§ Work instructions: Repeat each record below exactly, dropping the pictures.

[Source records]
## Begin

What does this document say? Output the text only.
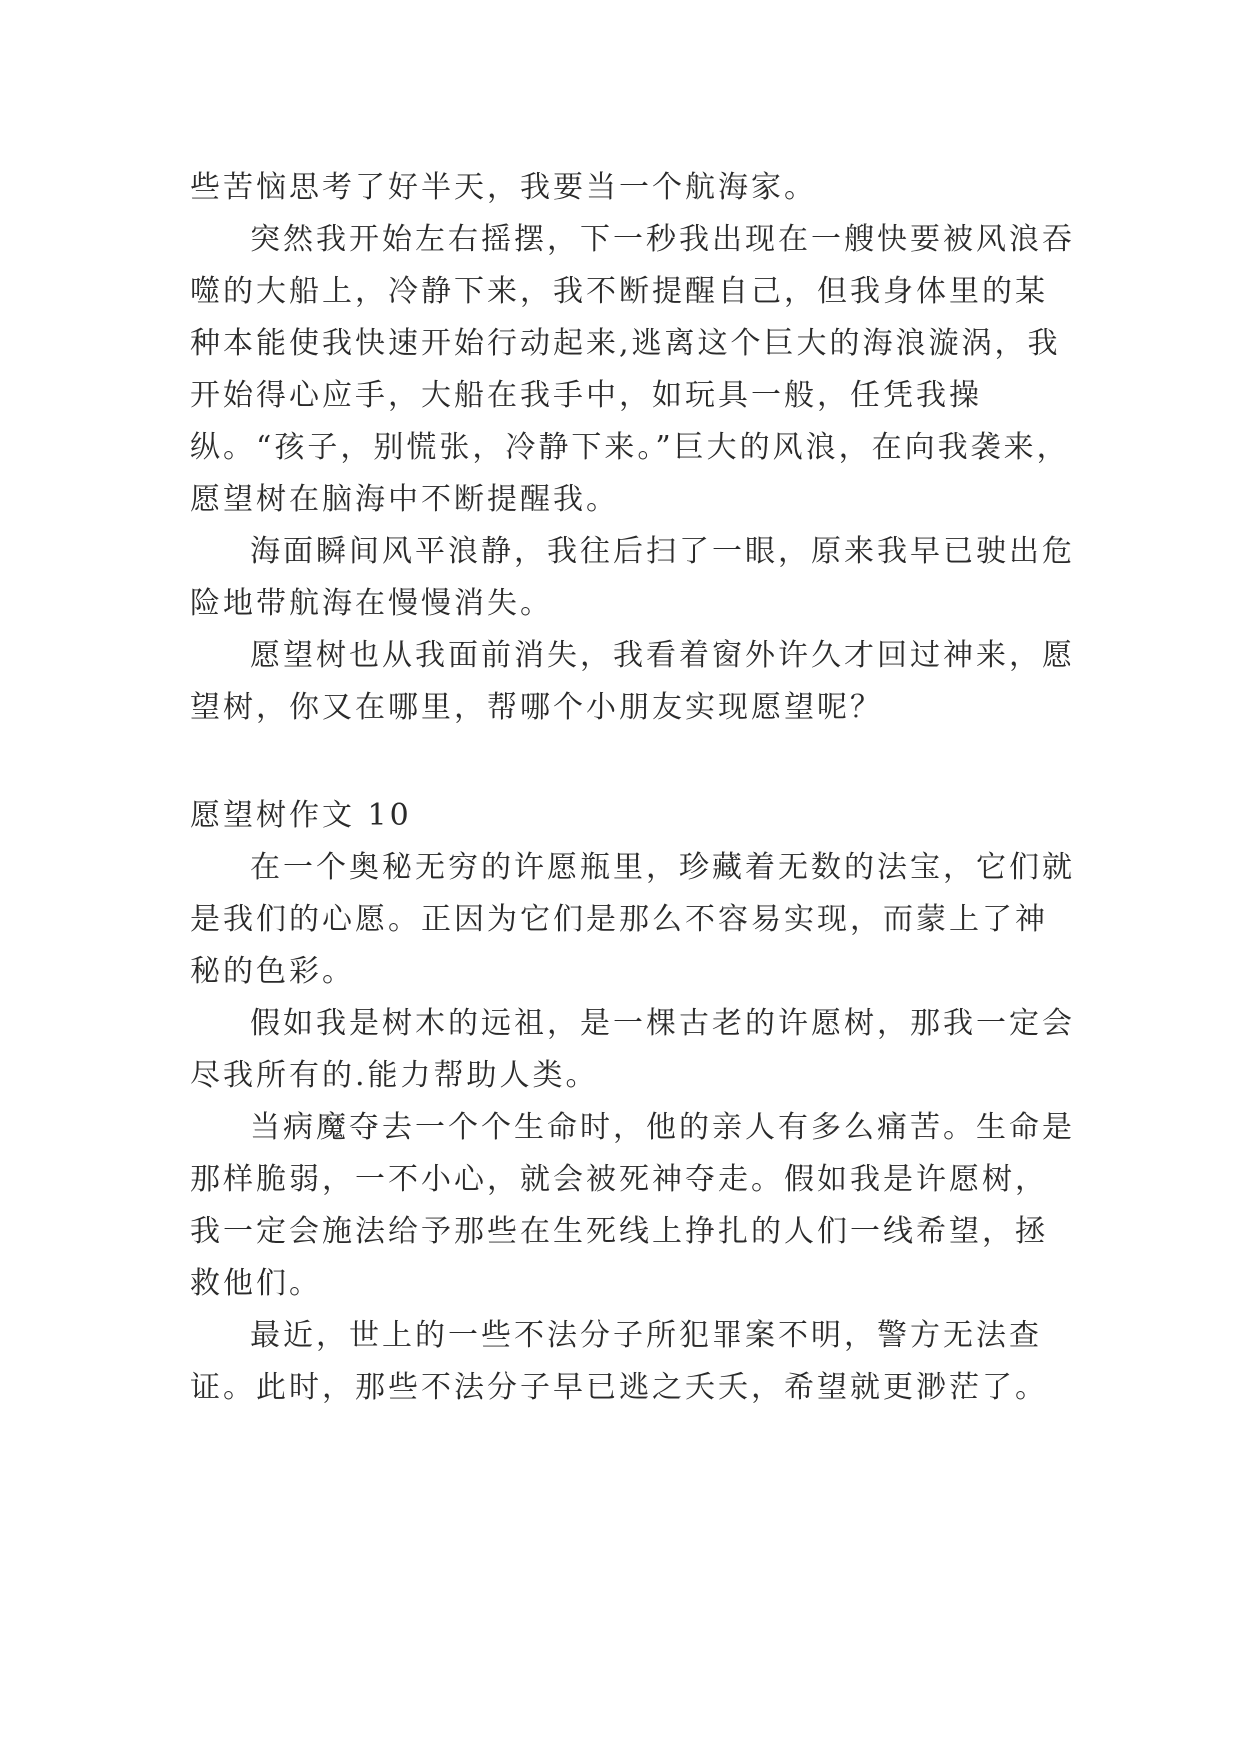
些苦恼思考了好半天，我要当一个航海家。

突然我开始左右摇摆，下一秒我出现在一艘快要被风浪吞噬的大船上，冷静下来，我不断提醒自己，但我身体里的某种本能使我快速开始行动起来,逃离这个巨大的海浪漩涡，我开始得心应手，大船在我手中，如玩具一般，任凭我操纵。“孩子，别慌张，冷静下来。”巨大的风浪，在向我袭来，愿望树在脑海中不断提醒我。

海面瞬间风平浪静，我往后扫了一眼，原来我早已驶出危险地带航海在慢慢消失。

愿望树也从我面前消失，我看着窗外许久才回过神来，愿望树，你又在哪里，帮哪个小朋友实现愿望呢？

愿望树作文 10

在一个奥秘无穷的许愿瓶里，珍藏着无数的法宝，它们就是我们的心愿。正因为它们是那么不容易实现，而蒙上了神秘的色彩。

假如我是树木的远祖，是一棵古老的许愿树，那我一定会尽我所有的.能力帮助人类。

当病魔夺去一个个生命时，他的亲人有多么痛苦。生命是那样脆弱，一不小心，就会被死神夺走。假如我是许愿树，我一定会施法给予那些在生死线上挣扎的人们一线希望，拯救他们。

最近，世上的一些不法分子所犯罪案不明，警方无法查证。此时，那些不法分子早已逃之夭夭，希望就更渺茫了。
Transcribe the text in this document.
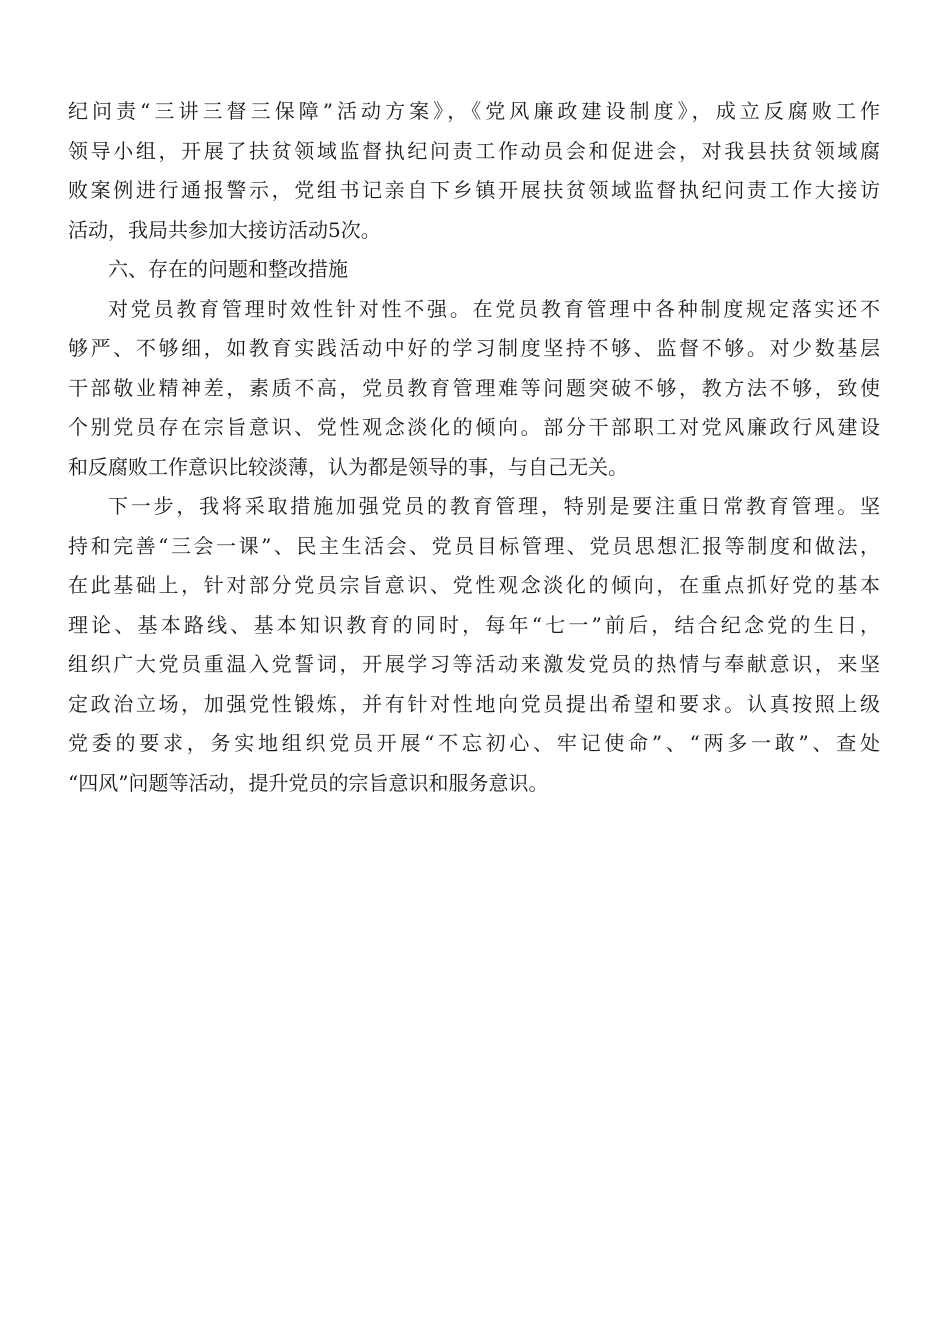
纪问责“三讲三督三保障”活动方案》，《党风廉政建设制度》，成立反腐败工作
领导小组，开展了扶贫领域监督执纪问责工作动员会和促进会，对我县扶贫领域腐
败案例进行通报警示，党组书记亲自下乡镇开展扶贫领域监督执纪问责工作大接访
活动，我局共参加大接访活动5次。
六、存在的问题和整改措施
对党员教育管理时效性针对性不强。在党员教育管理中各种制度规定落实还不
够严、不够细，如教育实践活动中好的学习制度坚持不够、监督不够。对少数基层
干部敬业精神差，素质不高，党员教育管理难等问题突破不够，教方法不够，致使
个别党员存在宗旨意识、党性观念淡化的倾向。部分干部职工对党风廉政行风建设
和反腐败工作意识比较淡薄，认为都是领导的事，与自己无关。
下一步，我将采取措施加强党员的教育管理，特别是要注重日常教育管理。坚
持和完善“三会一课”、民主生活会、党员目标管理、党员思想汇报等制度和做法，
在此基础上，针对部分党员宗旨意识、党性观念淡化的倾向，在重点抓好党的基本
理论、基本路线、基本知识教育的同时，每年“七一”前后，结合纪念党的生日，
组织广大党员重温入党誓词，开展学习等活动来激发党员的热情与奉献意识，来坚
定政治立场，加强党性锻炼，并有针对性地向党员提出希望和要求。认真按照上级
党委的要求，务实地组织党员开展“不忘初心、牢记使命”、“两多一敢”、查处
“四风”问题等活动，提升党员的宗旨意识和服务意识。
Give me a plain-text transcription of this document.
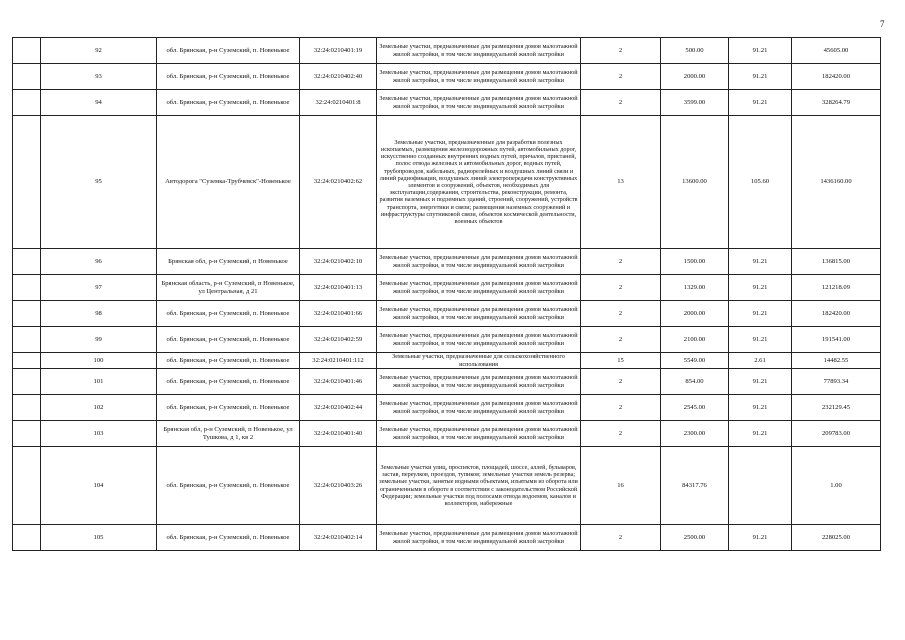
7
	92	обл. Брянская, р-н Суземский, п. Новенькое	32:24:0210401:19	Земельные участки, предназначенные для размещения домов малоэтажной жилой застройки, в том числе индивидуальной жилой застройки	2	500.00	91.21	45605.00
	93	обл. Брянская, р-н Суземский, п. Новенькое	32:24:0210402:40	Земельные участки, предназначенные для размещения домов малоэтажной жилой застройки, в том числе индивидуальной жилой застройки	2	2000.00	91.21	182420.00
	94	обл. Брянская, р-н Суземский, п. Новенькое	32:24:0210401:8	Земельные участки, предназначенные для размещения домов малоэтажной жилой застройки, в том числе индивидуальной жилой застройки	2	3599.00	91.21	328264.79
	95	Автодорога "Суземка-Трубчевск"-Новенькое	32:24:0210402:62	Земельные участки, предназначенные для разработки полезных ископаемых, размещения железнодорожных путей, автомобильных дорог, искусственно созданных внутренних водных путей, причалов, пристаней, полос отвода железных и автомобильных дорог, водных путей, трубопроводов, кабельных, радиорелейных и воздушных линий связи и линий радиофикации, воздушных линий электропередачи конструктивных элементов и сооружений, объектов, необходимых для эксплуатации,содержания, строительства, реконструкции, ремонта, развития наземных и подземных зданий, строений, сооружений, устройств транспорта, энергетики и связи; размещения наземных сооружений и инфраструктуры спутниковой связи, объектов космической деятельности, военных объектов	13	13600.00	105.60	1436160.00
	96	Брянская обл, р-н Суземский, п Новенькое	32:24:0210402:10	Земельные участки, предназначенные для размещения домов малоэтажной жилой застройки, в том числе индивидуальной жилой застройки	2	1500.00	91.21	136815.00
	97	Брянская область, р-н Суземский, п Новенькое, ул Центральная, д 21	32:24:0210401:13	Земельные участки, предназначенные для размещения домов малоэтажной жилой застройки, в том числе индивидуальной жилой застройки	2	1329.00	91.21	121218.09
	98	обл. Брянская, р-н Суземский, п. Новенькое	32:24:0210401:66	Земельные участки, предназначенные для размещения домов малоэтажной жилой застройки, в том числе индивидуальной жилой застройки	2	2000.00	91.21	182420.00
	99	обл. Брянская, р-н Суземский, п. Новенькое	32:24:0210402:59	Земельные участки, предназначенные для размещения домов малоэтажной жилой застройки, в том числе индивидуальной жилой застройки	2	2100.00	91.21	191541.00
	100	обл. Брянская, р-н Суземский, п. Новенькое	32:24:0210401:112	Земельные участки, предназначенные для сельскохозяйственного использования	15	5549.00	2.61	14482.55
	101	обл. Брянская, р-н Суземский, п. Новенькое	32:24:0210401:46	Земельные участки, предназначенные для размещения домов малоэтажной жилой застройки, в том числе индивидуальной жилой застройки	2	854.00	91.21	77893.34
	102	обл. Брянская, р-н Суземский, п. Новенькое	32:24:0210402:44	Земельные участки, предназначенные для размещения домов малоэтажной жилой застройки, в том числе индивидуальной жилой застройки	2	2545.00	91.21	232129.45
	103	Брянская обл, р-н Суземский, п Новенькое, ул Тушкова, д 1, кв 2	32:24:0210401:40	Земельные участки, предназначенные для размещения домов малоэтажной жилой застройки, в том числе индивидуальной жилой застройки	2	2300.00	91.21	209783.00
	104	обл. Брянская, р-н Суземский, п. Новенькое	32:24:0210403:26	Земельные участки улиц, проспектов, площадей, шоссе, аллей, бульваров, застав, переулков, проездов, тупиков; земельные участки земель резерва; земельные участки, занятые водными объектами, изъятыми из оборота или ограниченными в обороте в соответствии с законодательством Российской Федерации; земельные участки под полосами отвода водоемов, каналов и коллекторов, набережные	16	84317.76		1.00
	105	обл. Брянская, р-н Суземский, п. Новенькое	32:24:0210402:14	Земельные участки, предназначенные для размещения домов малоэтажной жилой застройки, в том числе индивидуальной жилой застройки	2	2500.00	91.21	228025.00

## End

§ Written response:
What does this document say? Output the text only.
些苦恼思考了好半天，我要当一个航海家。

突然我开始左右摇摆，下一秒我出现在一艘快要被风浪吞噬的大船上，冷静下来，我不断提醒自己，但我身体里的某种本能使我快速开始行动起来,逃离这个巨大的海浪漩涡，我开始得心应手，大船在我手中，如玩具一般，任凭我操纵。“孩子，别慌张，冷静下来。”巨大的风浪，在向我袭来，愿望树在脑海中不断提醒我。

海面瞬间风平浪静，我往后扫了一眼，原来我早已驶出危险地带航海在慢慢消失。

愿望树也从我面前消失，我看着窗外许久才回过神来，愿望树，你又在哪里，帮哪个小朋友实现愿望呢？

愿望树作文 10

在一个奥秘无穷的许愿瓶里，珍藏着无数的法宝，它们就是我们的心愿。正因为它们是那么不容易实现，而蒙上了神秘的色彩。

假如我是树木的远祖，是一棵古老的许愿树，那我一定会尽我所有的.能力帮助人类。

当病魔夺去一个个生命时，他的亲人有多么痛苦。生命是那样脆弱，一不小心，就会被死神夺走。假如我是许愿树，我一定会施法给予那些在生死线上挣扎的人们一线希望，拯救他们。

最近，世上的一些不法分子所犯罪案不明，警方无法查证。此时，那些不法分子早已逃之夭夭，希望就更渺茫了。
Transcribe the text in this document.
纪问责“三讲三督三保障”活动方案》，《党风廉政建设制度》，成立反腐败工作
领导小组，开展了扶贫领域监督执纪问责工作动员会和促进会，对我县扶贫领域腐
败案例进行通报警示，党组书记亲自下乡镇开展扶贫领域监督执纪问责工作大接访
活动，我局共参加大接访活动5次。
六、存在的问题和整改措施
对党员教育管理时效性针对性不强。在党员教育管理中各种制度规定落实还不
够严、不够细，如教育实践活动中好的学习制度坚持不够、监督不够。对少数基层
干部敬业精神差，素质不高，党员教育管理难等问题突破不够，教方法不够，致使
个别党员存在宗旨意识、党性观念淡化的倾向。部分干部职工对党风廉政行风建设
和反腐败工作意识比较淡薄，认为都是领导的事，与自己无关。
下一步，我将采取措施加强党员的教育管理，特别是要注重日常教育管理。坚
持和完善“三会一课”、民主生活会、党员目标管理、党员思想汇报等制度和做法，
在此基础上，针对部分党员宗旨意识、党性观念淡化的倾向，在重点抓好党的基本
理论、基本路线、基本知识教育的同时，每年“七一”前后，结合纪念党的生日，
组织广大党员重温入党誓词，开展学习等活动来激发党员的热情与奉献意识，来坚
定政治立场，加强党性锻炼，并有针对性地向党员提出希望和要求。认真按照上级
党委的要求，务实地组织党员开展“不忘初心、牢记使命”、“两多一敢”、查处
“四风”问题等活动，提升党员的宗旨意识和服务意识。
Give me a plain-text transcription of this document.
7
	92	обл. Брянская, р-н Суземский, п. Новенькое	32:24:0210401:19	Земельные участки, предназначенные для размещения домов малоэтажной жилой застройки, в том числе индивидуальной жилой застройки	2	500.00	91.21	45605.00
	93	обл. Брянская, р-н Суземский, п. Новенькое	32:24:0210402:40	Земельные участки, предназначенные для размещения домов малоэтажной жилой застройки, в том числе индивидуальной жилой застройки	2	2000.00	91.21	182420.00
	94	обл. Брянская, р-н Суземский, п. Новенькое	32:24:0210401:8	Земельные участки, предназначенные для размещения домов малоэтажной жилой застройки, в том числе индивидуальной жилой застройки	2	3599.00	91.21	328264.79
	95	Автодорога "Суземка-Трубчевск"-Новенькое	32:24:0210402:62	Земельные участки, предназначенные для разработки полезных ископаемых, размещения железнодорожных путей, автомобильных дорог, искусственно созданных внутренних водных путей, причалов, пристаней, полос отвода железных и автомобильных дорог, водных путей, трубопроводов, кабельных, радиорелейных и воздушных линий связи и линий радиофикации, воздушных линий электропередачи конструктивных элементов и сооружений, объектов, необходимых для эксплуатации,содержания, строительства, реконструкции, ремонта, развития наземных и подземных зданий, строений, сооружений, устройств транспорта, энергетики и связи; размещения наземных сооружений и инфраструктуры спутниковой связи, объектов космической деятельности, военных объектов	13	13600.00	105.60	1436160.00
	96	Брянская обл, р-н Суземский, п Новенькое	32:24:0210402:10	Земельные участки, предназначенные для размещения домов малоэтажной жилой застройки, в том числе индивидуальной жилой застройки	2	1500.00	91.21	136815.00
	97	Брянская область, р-н Суземский, п Новенькое, ул Центральная, д 21	32:24:0210401:13	Земельные участки, предназначенные для размещения домов малоэтажной жилой застройки, в том числе индивидуальной жилой застройки	2	1329.00	91.21	121218.09
	98	обл. Брянская, р-н Суземский, п. Новенькое	32:24:0210401:66	Земельные участки, предназначенные для размещения домов малоэтажной жилой застройки, в том числе индивидуальной жилой застройки	2	2000.00	91.21	182420.00
	99	обл. Брянская, р-н Суземский, п. Новенькое	32:24:0210402:59	Земельные участки, предназначенные для размещения домов малоэтажной жилой застройки, в том числе индивидуальной жилой застройки	2	2100.00	91.21	191541.00
	100	обл. Брянская, р-н Суземский, п. Новенькое	32:24:0210401:112	Земельные участки, предназначенные для сельскохозяйственного использования	15	5549.00	2.61	14482.55
	101	обл. Брянская, р-н Суземский, п. Новенькое	32:24:0210401:46	Земельные участки, предназначенные для размещения домов малоэтажной жилой застройки, в том числе индивидуальной жилой застройки	2	854.00	91.21	77893.34
	102	обл. Брянская, р-н Суземский, п. Новенькое	32:24:0210402:44	Земельные участки, предназначенные для размещения домов малоэтажной жилой застройки, в том числе индивидуальной жилой застройки	2	2545.00	91.21	232129.45
	103	Брянская обл, р-н Суземский, п Новенькое, ул Тушкова, д 1, кв 2	32:24:0210401:40	Земельные участки, предназначенные для размещения домов малоэтажной жилой застройки, в том числе индивидуальной жилой застройки	2	2300.00	91.21	209783.00
	104	обл. Брянская, р-н Суземский, п. Новенькое	32:24:0210403:26	Земельные участки улиц, проспектов, площадей, шоссе, аллей, бульваров, застав, переулков, проездов, тупиков; земельные участки земель резерва; земельные участки, занятые водными объектами, изъятыми из оборота или ограниченными в обороте в соответствии с законодательством Российской Федерации; земельные участки под полосами отвода водоемов, каналов и коллекторов, набережные	16	84317.76		1.00
	105	обл. Брянская, р-н Суземский, п. Новенькое	32:24:0210402:14	Земельные участки, предназначенные для размещения домов малоэтажной жилой застройки, в том числе индивидуальной жилой застройки	2	2500.00	91.21	228025.00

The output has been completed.